Exercise goal
Copy only what runs from the line containing "Extract all readable text from this page." through the end of the material below, line for line, with both ends included.

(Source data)
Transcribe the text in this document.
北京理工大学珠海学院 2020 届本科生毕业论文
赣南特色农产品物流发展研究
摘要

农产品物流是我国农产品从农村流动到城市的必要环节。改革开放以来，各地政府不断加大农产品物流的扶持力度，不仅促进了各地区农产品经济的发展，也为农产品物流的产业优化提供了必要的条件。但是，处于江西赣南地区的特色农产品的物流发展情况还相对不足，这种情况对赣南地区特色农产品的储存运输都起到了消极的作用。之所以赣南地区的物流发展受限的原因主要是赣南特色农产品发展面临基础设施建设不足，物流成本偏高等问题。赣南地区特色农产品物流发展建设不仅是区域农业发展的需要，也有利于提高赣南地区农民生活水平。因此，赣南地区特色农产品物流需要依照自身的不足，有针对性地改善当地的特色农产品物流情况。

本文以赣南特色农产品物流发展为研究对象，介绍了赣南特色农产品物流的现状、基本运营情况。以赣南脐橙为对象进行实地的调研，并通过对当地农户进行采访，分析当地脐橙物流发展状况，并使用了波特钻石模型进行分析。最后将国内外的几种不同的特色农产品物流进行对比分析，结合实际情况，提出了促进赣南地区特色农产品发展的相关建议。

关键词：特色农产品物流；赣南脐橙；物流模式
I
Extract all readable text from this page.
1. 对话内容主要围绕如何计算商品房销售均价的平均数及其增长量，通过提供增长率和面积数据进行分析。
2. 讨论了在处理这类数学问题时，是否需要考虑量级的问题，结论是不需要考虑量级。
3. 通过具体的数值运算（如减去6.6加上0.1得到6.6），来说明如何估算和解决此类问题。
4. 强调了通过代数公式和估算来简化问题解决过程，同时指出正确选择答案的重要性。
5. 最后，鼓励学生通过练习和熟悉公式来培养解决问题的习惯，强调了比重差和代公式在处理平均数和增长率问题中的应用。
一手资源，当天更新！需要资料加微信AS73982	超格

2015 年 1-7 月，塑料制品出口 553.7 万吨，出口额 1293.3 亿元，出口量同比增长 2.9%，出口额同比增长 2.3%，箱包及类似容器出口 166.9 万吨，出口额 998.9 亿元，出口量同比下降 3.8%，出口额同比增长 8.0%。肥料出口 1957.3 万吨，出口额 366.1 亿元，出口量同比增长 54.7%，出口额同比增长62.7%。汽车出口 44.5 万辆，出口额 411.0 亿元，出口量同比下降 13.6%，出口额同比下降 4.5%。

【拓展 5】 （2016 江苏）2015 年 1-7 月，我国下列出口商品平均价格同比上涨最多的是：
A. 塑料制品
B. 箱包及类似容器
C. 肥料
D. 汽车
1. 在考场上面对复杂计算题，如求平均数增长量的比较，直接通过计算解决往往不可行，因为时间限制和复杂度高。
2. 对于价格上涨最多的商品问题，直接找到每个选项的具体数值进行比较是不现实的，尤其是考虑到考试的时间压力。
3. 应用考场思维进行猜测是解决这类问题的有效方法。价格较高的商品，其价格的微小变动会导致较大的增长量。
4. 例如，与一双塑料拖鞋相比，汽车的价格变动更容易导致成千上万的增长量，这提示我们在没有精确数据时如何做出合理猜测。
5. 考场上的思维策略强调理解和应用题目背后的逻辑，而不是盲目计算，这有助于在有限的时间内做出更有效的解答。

Task response
Extract all readable text from this page.
1. 对话内容主要围绕如何计算商品房销售均价的平均数及其增长量，通过提供增长率和面积数据进行分析。
2. 讨论了在处理这类数学问题时，是否需要考虑量级的问题，结论是不需要考虑量级。
3. 通过具体的数值运算（如减去6.6加上0.1得到6.6），来说明如何估算和解决此类问题。
4. 强调了通过代数公式和估算来简化问题解决过程，同时指出正确选择答案的重要性。
5. 最后，鼓励学生通过练习和熟悉公式来培养解决问题的习惯，强调了比重差和代公式在处理平均数和增长率问题中的应用。
一手资源，当天更新！需要资料加微信AS73982	超格

2015 年 1-7 月，塑料制品出口 553.7 万吨，出口额 1293.3 亿元，出口量同比增长 2.9%，出口额同比增长 2.3%，箱包及类似容器出口 166.9 万吨，出口额 998.9 亿元，出口量同比下降 3.8%，出口额同比增长 8.0%。肥料出口 1957.3 万吨，出口额 366.1 亿元，出口量同比增长 54.7%，出口额同比增长62.7%。汽车出口 44.5 万辆，出口额 411.0 亿元，出口量同比下降 13.6%，出口额同比下降 4.5%。

【拓展 5】 （2016 江苏）2015 年 1-7 月，我国下列出口商品平均价格同比上涨最多的是：
A. 塑料制品
B. 箱包及类似容器
C. 肥料
D. 汽车
1. 在考场上面对复杂计算题，如求平均数增长量的比较，直接通过计算解决往往不可行，因为时间限制和复杂度高。
2. 对于价格上涨最多的商品问题，直接找到每个选项的具体数值进行比较是不现实的，尤其是考虑到考试的时间压力。
3. 应用考场思维进行猜测是解决这类问题的有效方法。价格较高的商品，其价格的微小变动会导致较大的增长量。
4. 例如，与一双塑料拖鞋相比，汽车的价格变动更容易导致成千上万的增长量，这提示我们在没有精确数据时如何做出合理猜测。
5. 考场上的思维策略强调理解和应用题目背后的逻辑，而不是盲目计算，这有助于在有限的时间内做出更有效的解答。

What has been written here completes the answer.